(EXERCICE PROPOSÉ A)
Recopiez à l'identique les lignes des enregistrements, depuis leur toute première ligne jusqu'à la ligne contenant "wifi-icon — [712, 2, 725, 14]", celle-ci incluse.

(TEXTE PRÉSENTÉ)
┌──
Voilà par quelles ressources Louis XIV devint le premier roi de l’Europe ; voilà d’où sortirent tant de victoires. Dès les premières années, il fit paraître partout sa puissance et prit une attitude souveraine : à Rome, dans l’affaire du pape ; dans la Méditerranée, à l’égard des pirates algériens ; sur les bords du Danube, contre les Turcs ; et sur ceux du Tage, contre les Espagnols. L’empereur, le roi d’Angleterre, la plus grande partie des princes allemands étaient attirés dans son alliance par des diplomates habiles.

C’est alors qu’en raison du droit de dévolution, et au nom de Marie-Thérèse, sa femme, il réclama à l’Espagne la Flandre et la Franche-Comté ; l’Espagne refusa : les deux provinces sont conquises en un clin d’œil (1668). Par le traité d’Aix-la-Chapelle, Louis XIV garde la première et rend la seconde.
└──
(ENREGISTREMENTS FOURNIS)
┌──
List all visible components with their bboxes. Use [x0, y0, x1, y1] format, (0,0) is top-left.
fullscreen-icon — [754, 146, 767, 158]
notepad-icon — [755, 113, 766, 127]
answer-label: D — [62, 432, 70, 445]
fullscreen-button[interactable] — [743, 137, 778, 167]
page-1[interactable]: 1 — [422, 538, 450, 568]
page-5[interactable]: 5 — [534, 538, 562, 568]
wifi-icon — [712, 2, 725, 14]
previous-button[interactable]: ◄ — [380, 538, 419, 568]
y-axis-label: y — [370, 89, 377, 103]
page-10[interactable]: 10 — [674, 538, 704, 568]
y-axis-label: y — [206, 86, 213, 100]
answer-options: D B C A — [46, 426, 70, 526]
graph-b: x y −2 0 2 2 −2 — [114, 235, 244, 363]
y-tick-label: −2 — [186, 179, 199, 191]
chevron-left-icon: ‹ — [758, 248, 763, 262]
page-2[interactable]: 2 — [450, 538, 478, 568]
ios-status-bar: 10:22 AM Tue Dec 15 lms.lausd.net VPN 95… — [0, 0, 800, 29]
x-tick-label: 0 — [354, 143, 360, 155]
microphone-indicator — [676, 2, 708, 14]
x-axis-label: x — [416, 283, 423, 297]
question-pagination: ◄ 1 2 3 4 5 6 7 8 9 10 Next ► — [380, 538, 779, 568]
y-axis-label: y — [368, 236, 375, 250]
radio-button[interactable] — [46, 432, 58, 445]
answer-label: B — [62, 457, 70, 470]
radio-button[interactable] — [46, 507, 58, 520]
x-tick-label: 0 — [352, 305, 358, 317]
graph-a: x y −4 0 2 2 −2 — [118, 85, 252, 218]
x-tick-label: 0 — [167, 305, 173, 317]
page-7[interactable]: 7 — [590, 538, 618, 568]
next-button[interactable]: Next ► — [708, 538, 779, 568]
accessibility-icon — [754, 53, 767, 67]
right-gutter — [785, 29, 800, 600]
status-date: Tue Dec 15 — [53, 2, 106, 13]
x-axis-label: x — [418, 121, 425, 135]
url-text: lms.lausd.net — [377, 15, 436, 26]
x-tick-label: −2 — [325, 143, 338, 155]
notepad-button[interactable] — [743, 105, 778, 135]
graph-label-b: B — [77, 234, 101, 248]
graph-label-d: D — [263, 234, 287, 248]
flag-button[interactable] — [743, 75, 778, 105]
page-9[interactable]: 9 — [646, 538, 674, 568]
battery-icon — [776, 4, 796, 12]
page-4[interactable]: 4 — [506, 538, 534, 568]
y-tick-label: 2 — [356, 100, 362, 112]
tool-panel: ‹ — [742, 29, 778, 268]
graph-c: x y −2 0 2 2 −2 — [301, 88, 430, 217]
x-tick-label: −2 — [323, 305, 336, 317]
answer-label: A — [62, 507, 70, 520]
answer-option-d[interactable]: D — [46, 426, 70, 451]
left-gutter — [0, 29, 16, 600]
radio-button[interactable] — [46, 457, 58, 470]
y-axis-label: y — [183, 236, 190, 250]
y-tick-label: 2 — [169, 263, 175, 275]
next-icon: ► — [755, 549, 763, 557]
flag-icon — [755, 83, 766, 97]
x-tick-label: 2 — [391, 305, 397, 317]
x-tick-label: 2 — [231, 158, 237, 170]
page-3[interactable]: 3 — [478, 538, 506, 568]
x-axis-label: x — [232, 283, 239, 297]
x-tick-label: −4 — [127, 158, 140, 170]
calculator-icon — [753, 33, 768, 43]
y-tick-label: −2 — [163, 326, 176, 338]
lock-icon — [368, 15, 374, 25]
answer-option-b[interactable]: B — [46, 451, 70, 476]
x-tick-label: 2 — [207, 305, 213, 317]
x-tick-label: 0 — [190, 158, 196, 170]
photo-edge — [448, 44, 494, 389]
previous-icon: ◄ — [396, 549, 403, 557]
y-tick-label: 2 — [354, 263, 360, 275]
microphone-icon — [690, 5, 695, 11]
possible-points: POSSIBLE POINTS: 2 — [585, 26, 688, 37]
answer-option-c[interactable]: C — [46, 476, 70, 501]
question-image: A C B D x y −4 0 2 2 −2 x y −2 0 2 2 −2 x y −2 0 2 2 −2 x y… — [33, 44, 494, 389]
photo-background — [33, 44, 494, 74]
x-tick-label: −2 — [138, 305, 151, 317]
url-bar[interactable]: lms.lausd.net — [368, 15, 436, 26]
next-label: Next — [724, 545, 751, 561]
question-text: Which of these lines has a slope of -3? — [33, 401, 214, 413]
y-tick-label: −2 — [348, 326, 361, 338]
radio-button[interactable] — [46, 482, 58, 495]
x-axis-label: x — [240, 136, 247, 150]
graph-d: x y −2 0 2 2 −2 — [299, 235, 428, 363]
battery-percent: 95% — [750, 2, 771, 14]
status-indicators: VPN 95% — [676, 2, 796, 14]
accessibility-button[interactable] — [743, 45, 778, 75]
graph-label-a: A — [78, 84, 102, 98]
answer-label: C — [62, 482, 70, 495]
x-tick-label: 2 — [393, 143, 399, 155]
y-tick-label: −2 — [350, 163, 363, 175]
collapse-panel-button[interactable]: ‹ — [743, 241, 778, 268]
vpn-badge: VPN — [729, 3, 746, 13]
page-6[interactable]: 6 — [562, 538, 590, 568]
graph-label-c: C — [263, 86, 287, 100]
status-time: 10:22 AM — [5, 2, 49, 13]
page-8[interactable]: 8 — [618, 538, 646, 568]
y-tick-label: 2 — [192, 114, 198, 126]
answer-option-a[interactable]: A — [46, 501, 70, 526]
└──
(EXERCICE PROPOSÉ B)
D'après le texte sur Louis XIV, quelle province celui-ci rend-il à l'Espagne par le traité d'Aix-la-Chapelle ?

(RÉPONSE ATTENDUE A)
List all visible components with their bboxes. Use [x0, y0, x1, y1] format, (0,0) is top-left.
fullscreen-icon — [754, 146, 767, 158]
notepad-icon — [755, 113, 766, 127]
answer-label: D — [62, 432, 70, 445]
fullscreen-button[interactable] — [743, 137, 778, 167]
page-1[interactable]: 1 — [422, 538, 450, 568]
page-5[interactable]: 5 — [534, 538, 562, 568]
wifi-icon — [712, 2, 725, 14]

(RÉPONSE ATTENDUE B)
La Franche-Comté.